+++ Task inputs +++
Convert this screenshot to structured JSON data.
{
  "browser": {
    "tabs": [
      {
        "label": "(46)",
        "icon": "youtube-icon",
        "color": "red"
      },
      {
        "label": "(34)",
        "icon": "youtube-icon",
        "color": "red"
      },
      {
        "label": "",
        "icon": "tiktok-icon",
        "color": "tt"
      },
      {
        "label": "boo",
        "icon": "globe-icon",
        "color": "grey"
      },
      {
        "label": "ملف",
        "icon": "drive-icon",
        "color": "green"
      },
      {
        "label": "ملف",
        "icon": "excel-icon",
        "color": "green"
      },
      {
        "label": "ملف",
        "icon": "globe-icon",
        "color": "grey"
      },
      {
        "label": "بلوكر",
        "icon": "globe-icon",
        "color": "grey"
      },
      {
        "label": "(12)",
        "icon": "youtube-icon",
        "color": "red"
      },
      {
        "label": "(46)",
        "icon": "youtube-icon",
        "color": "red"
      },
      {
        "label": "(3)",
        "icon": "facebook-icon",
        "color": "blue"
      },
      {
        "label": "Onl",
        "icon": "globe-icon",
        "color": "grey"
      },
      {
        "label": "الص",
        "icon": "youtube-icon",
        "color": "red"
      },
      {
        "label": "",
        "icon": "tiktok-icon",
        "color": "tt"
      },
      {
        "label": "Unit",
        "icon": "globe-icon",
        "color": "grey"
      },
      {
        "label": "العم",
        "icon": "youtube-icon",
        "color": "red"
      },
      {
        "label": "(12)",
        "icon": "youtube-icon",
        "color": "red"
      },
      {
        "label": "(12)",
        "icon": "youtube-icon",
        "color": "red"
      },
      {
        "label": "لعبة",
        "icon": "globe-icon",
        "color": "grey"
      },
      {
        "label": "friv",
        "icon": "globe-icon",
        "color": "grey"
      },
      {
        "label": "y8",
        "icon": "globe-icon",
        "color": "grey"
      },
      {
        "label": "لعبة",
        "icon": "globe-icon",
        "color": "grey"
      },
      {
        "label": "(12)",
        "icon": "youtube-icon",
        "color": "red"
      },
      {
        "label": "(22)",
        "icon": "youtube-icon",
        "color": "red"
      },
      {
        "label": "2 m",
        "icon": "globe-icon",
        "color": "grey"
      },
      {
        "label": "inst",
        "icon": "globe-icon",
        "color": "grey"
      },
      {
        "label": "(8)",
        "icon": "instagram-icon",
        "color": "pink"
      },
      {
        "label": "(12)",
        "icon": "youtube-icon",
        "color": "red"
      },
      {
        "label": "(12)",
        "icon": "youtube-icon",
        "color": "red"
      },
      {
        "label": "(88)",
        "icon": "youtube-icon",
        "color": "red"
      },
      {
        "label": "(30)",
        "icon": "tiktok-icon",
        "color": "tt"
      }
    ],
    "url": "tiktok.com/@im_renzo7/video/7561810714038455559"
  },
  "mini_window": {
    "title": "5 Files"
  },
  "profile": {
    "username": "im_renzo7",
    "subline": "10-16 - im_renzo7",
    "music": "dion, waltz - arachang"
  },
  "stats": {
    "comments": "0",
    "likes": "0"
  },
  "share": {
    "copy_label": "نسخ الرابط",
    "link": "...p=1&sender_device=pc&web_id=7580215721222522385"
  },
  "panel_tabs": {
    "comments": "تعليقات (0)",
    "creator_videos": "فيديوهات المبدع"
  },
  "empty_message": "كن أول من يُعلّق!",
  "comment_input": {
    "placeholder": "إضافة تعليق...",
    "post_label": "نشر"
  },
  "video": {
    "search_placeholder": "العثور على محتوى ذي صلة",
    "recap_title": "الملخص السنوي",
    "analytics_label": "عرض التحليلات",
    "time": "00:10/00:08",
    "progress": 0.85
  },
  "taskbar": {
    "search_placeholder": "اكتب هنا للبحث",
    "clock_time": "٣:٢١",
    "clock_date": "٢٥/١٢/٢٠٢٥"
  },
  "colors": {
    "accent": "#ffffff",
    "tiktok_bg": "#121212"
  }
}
+++
Return the entries above exactly as they appear.

Convert this screenshot to structured JSON data.
{
  "browser": {
    "tabs": [
      {
        "label": "(46)",
        "icon": "youtube-icon",
        "color": "red"
      },
      {
        "label": "(34)",
        "icon": "youtube-icon",
        "color": "red"
      },
      {
        "label": "",
        "icon": "tiktok-icon",
        "color": "tt"
      },
      {
        "label": "boo",
        "icon": "globe-icon",
        "color": "grey"
      },
      {
        "label": "ملف",
        "icon": "drive-icon",
        "color": "green"
      },
      {
        "label": "ملف",
        "icon": "excel-icon",
        "color": "green"
      },
      {
        "label": "ملف",
        "icon": "globe-icon",
        "color": "grey"
      },
      {
        "label": "بلوكر",
        "icon": "globe-icon",
        "color": "grey"
      },
      {
        "label": "(12)",
        "icon": "youtube-icon",
        "color": "red"
      },
      {
        "label": "(46)",
        "icon": "youtube-icon",
        "color": "red"
      },
      {
        "label": "(3)",
        "icon": "facebook-icon",
        "color": "blue"
      },
      {
        "label": "Onl",
        "icon": "globe-icon",
        "color": "grey"
      },
      {
        "label": "الص",
        "icon": "youtube-icon",
        "color": "red"
      },
      {
        "label": "",
        "icon": "tiktok-icon",
        "color": "tt"
      },
      {
        "label": "Unit",
        "icon": "globe-icon",
        "color": "grey"
      },
      {
        "label": "العم",
        "icon": "youtube-icon",
        "color": "red"
      },
      {
        "label": "(12)",
        "icon": "youtube-icon",
        "color": "red"
      },
      {
        "label": "(12)",
        "icon": "youtube-icon",
        "color": "red"
      },
      {
        "label": "لعبة",
        "icon": "globe-icon",
        "color": "grey"
      },
      {
        "label": "friv",
        "icon": "globe-icon",
        "color": "grey"
      },
      {
        "label": "y8",
        "icon": "globe-icon",
        "color": "grey"
      },
      {
        "label": "لعبة",
        "icon": "globe-icon",
        "color": "grey"
      },
      {
        "label": "(12)",
        "icon": "youtube-icon",
        "color": "red"
      },
      {
        "label": "(22)",
        "icon": "youtube-icon",
        "color": "red"
      },
      {
        "label": "2 m",
        "icon": "globe-icon",
        "color": "grey"
      },
      {
        "label": "inst",
        "icon": "globe-icon",
        "color": "grey"
      },
      {
        "label": "(8)",
        "icon": "instagram-icon",
        "color": "pink"
      },
      {
        "label": "(12)",
        "icon": "youtube-icon",
        "color": "red"
      },
      {
        "label": "(12)",
        "icon": "youtube-icon",
        "color": "red"
      },
      {
        "label": "(88)",
        "icon": "youtube-icon",
        "color": "red"
      },
      {
        "label": "(30)",
        "icon": "tiktok-icon",
        "color": "tt"
      }
    ],
    "url": "tiktok.com/@im_renzo7/video/7561810714038455559"
  },
  "mini_window": {
    "title": "5 Files"
  },
  "profile": {
    "username": "im_renzo7",
    "subline": "10-16 - im_renzo7",
    "music": "dion, waltz - arachang"
  },
  "stats": {
    "comments": "0",
    "likes": "0"
  },
  "share": {
    "copy_label": "نسخ الرابط",
    "link": "...p=1&sender_device=pc&web_id=7580215721222522385"
  },
  "panel_tabs": {
    "comments": "تعليقات (0)",
    "creator_videos": "فيديوهات المبدع"
  },
  "empty_message": "كن أول من يُعلّق!",
  "comment_input": {
    "placeholder": "إضافة تعليق...",
    "post_label": "نشر"
  },
  "video": {
    "search_placeholder": "العثور على محتوى ذي صلة",
    "recap_title": "الملخص السنوي",
    "analytics_label": "عرض التحليلات",
    "time": "00:10/00:08",
    "progress": 0.85
  },
  "taskbar": {
    "search_placeholder": "اكتب هنا للبحث",
    "clock_time": "٣:٢١",
    "clock_date": "٢٥/١٢/٢٠٢٥"
  },
  "colors": {
    "accent": "#ffffff",
    "tiktok_bg": "#121212"
  }
}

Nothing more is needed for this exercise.